RECORD EXCERPTS:
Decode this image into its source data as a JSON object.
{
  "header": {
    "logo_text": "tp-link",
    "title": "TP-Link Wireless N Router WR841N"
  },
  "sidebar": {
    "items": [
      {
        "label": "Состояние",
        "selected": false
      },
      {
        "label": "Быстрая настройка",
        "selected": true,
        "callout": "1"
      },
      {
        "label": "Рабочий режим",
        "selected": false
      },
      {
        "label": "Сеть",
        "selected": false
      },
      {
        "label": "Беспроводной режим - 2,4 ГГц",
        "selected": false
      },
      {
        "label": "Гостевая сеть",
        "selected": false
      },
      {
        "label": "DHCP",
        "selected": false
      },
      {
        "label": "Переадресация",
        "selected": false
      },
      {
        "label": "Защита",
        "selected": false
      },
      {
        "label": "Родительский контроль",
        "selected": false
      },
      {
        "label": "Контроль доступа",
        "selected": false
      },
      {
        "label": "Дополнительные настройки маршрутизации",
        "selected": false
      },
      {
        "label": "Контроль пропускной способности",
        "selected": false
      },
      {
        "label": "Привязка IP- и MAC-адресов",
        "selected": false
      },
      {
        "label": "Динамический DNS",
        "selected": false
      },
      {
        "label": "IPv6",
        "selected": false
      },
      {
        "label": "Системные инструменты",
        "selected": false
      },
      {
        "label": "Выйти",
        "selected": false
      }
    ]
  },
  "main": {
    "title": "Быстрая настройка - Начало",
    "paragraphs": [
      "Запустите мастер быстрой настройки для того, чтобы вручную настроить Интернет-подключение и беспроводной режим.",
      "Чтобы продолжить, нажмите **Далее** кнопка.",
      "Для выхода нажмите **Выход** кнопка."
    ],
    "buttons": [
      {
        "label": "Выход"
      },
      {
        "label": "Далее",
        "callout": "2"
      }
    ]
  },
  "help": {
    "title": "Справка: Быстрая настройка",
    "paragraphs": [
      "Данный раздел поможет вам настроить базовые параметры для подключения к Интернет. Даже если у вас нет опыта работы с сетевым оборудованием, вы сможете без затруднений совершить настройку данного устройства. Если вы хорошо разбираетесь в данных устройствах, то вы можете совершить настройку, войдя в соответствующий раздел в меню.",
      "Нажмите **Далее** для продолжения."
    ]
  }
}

STATED EXERCISE:
Looking at the data above, how many lines hold the word "Быстрая"? Respond with the number alone.

TASK SOLUTION:
3